## Given entries
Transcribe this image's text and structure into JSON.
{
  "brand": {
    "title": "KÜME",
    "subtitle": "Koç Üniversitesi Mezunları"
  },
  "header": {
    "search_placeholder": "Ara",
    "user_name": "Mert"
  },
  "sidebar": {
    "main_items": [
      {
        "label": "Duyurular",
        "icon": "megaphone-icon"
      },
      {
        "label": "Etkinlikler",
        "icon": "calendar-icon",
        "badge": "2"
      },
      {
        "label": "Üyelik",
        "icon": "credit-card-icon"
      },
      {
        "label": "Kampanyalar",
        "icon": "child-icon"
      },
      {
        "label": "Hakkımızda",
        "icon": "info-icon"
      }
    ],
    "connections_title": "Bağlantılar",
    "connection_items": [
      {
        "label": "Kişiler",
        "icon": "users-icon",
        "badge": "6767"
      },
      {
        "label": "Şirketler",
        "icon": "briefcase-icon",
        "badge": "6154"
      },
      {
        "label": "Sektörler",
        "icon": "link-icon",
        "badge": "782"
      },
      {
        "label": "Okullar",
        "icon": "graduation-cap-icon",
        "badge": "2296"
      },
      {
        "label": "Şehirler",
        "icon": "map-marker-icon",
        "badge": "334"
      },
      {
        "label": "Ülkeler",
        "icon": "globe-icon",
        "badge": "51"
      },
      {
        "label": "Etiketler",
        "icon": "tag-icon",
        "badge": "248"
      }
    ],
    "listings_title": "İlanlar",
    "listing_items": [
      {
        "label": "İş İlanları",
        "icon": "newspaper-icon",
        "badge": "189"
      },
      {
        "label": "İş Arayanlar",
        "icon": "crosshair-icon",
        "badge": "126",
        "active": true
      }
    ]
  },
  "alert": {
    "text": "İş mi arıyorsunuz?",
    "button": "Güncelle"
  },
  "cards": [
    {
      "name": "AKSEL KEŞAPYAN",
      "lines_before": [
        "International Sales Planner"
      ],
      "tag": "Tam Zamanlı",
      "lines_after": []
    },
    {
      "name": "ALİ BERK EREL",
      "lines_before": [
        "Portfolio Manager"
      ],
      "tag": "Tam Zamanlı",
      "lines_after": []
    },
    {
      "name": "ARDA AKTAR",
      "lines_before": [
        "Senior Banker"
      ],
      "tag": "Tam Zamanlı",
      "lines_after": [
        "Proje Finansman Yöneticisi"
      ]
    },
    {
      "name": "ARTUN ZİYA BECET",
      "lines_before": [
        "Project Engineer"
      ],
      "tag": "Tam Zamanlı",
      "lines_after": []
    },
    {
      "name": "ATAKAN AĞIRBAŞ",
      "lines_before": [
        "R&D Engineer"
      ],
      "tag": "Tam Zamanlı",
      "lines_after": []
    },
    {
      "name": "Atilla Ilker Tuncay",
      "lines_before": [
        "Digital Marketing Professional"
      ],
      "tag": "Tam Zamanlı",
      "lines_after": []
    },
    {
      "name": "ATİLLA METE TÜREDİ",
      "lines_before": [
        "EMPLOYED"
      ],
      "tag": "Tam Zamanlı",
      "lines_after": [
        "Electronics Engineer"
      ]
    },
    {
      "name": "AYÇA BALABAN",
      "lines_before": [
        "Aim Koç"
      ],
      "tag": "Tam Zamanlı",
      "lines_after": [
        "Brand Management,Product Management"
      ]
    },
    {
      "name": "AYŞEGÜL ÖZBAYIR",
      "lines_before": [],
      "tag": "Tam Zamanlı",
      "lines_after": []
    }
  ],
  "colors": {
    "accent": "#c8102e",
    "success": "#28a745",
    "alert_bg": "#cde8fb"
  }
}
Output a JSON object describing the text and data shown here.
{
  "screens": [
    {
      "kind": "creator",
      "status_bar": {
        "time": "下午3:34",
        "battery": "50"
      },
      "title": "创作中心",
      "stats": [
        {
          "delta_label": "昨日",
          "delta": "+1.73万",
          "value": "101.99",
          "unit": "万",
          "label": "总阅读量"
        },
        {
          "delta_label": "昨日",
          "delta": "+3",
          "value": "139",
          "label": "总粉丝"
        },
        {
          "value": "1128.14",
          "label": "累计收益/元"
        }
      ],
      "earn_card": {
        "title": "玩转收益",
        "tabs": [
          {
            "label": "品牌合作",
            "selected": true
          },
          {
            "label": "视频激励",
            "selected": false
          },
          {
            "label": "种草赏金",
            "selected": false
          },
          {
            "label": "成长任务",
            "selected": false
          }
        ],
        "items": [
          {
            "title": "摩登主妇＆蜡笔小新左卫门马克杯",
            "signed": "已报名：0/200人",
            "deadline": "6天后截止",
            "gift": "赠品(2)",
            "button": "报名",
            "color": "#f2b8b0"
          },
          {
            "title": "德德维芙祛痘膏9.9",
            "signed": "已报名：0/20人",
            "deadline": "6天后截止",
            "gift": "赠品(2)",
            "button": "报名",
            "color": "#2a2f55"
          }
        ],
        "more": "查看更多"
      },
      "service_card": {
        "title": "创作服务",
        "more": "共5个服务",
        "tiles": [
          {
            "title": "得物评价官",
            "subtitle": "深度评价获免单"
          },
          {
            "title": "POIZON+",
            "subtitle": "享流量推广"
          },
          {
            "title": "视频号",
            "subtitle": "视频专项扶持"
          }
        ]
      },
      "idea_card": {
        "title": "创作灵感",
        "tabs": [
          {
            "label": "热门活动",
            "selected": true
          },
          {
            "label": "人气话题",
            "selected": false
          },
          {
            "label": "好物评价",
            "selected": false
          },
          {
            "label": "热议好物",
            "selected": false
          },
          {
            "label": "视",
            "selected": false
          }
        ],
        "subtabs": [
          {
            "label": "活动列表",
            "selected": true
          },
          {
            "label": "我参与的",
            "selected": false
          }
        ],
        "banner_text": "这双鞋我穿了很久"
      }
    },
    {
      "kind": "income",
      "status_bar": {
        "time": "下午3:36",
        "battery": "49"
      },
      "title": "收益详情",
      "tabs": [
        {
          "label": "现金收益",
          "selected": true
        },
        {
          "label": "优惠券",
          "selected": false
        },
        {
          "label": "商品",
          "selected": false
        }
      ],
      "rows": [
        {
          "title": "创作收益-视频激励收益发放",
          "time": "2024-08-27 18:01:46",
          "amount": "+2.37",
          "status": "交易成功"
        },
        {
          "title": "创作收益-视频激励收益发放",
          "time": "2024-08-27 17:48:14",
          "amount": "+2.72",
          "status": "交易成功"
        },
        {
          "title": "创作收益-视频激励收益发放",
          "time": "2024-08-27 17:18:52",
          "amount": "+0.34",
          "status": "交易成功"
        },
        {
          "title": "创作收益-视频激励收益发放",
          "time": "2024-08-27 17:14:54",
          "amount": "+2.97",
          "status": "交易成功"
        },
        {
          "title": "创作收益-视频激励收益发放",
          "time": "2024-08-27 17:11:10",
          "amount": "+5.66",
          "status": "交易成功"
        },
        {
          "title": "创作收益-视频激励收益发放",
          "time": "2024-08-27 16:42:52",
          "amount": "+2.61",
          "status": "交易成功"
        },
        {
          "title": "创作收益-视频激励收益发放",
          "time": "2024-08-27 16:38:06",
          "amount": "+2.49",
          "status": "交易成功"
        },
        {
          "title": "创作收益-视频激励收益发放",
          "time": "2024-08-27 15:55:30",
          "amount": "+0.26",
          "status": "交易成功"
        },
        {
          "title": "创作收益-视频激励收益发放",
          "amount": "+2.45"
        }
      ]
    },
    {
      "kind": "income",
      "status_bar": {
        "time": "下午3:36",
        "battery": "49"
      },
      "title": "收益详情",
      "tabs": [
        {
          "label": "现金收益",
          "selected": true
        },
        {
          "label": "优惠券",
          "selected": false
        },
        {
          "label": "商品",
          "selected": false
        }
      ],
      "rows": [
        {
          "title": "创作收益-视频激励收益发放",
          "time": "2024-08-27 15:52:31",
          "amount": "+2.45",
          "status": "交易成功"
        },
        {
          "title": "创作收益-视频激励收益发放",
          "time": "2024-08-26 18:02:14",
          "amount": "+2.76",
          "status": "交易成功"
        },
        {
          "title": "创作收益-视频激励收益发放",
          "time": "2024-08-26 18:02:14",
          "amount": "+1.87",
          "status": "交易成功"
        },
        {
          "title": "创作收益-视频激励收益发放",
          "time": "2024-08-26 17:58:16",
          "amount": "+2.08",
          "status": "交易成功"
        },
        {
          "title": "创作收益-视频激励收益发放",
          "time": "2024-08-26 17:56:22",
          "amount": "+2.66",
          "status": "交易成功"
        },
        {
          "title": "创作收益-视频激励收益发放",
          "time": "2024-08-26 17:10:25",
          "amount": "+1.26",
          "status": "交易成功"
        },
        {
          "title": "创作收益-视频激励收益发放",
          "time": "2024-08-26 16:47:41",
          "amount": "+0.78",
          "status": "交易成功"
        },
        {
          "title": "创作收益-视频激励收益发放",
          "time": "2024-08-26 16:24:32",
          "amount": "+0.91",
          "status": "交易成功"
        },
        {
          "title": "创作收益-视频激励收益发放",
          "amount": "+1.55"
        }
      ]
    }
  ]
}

## Problem
Using the listing above, return all lines where the word "badge" occurs.

## Solution to this problem
        "badge": "2"
        "badge": "6767"
        "badge": "6154"
        "badge": "782"
        "badge": "2296"
        "badge": "334"
        "badge": "51"
        "badge": "248"
        "badge": "189"
        "badge": "126",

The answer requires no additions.